* SET EXERCISE
Quote the data below in full, minus the images.

* EXERCISE DATA
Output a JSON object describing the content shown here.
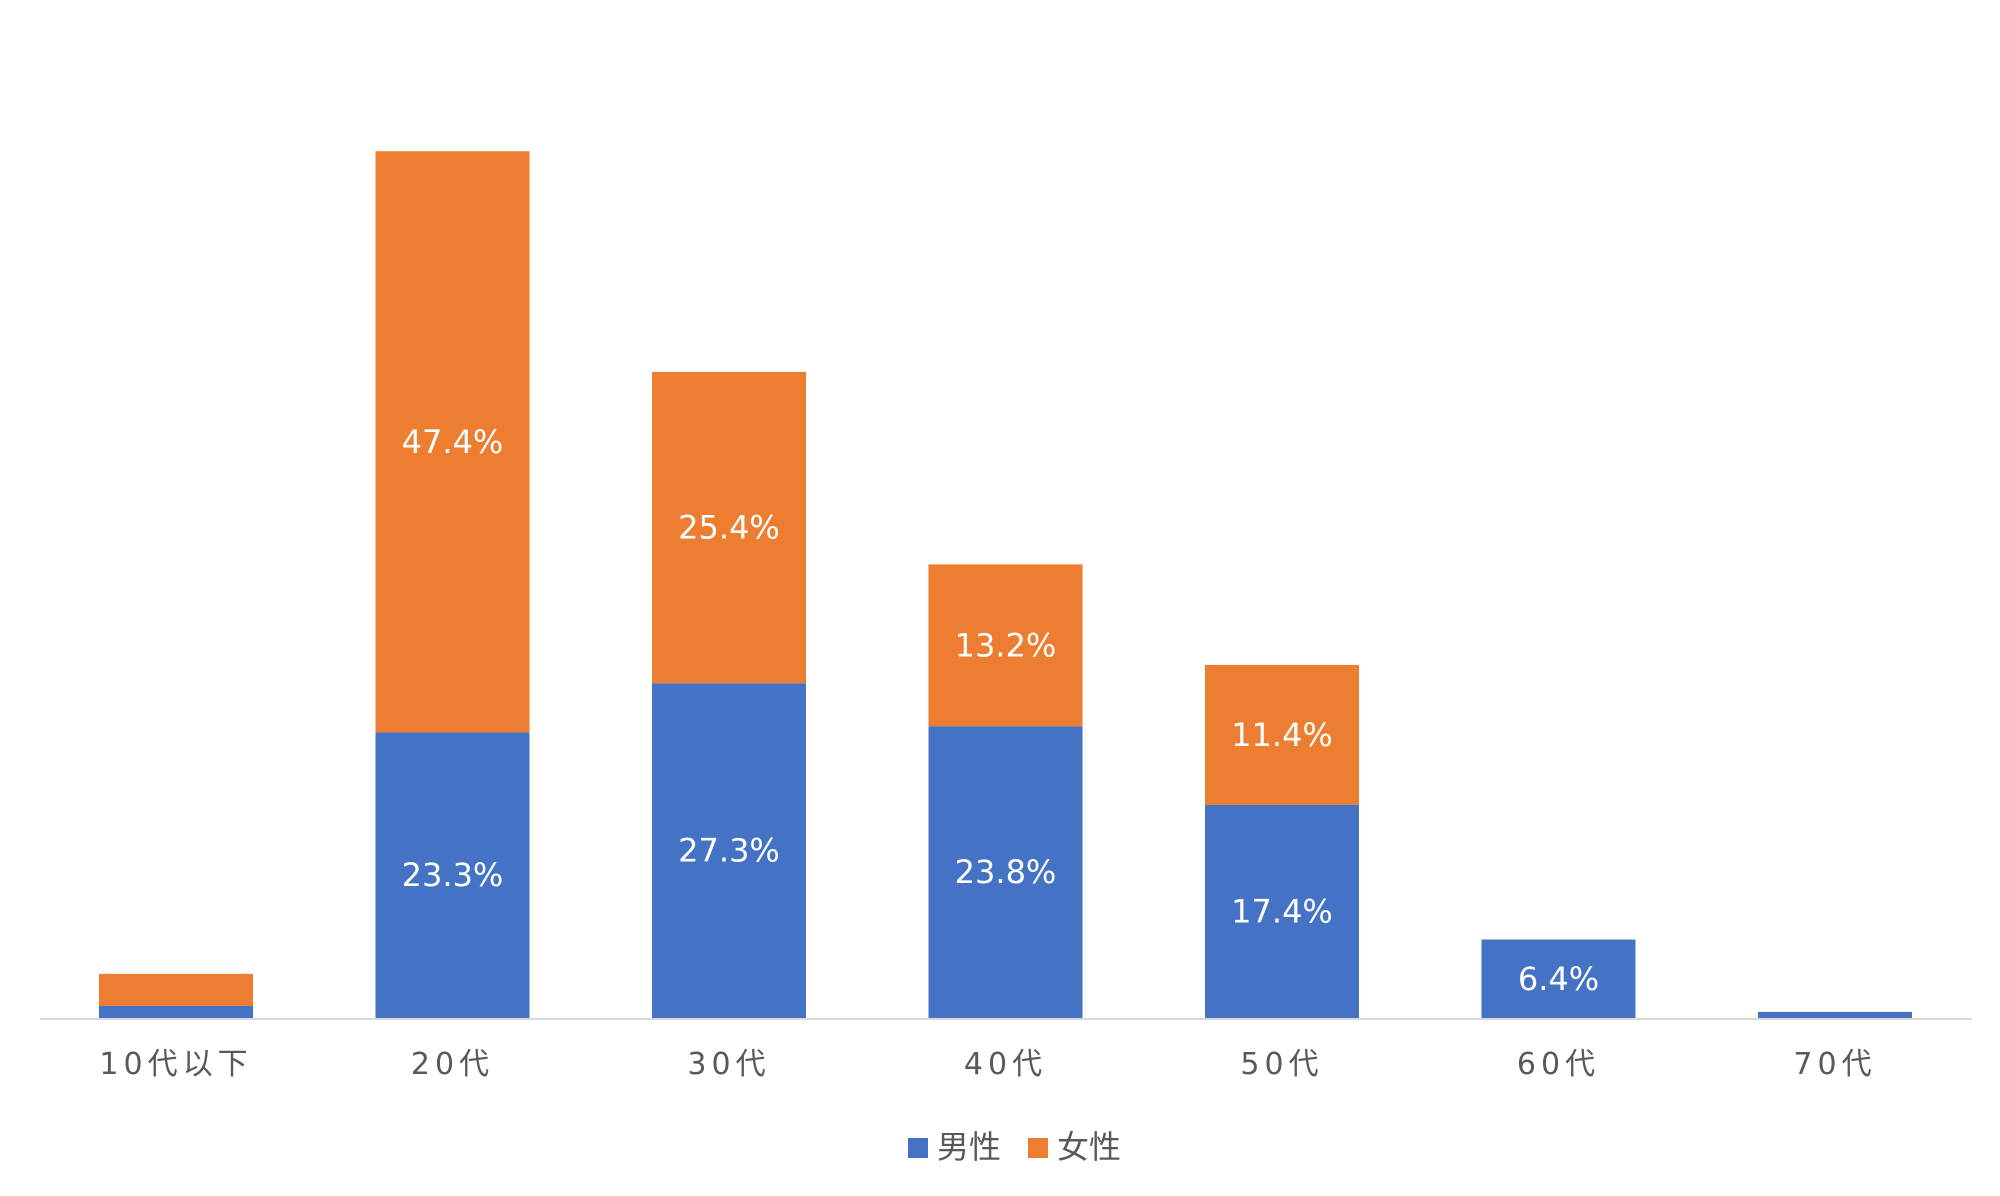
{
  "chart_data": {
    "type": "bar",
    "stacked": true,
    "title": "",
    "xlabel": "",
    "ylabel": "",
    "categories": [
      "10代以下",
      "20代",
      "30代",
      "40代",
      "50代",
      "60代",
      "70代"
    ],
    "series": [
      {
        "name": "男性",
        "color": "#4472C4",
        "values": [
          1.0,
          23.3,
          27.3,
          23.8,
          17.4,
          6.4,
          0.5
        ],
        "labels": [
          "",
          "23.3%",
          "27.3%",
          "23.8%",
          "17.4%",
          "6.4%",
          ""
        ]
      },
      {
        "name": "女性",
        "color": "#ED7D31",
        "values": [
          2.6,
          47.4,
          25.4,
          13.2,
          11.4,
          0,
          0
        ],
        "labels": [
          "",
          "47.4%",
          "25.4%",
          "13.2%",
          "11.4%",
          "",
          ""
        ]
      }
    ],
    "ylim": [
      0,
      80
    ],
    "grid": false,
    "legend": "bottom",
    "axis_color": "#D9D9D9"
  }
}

* REPLY TO THE EXERCISE
Output a JSON object describing the content shown here.
{
  "chart_data": {
    "type": "bar",
    "stacked": true,
    "title": "",
    "xlabel": "",
    "ylabel": "",
    "categories": [
      "10代以下",
      "20代",
      "30代",
      "40代",
      "50代",
      "60代",
      "70代"
    ],
    "series": [
      {
        "name": "男性",
        "color": "#4472C4",
        "values": [
          1.0,
          23.3,
          27.3,
          23.8,
          17.4,
          6.4,
          0.5
        ],
        "labels": [
          "",
          "23.3%",
          "27.3%",
          "23.8%",
          "17.4%",
          "6.4%",
          ""
        ]
      },
      {
        "name": "女性",
        "color": "#ED7D31",
        "values": [
          2.6,
          47.4,
          25.4,
          13.2,
          11.4,
          0,
          0
        ],
        "labels": [
          "",
          "47.4%",
          "25.4%",
          "13.2%",
          "11.4%",
          "",
          ""
        ]
      }
    ],
    "ylim": [
      0,
      80
    ],
    "grid": false,
    "legend": "bottom",
    "axis_color": "#D9D9D9"
  }
}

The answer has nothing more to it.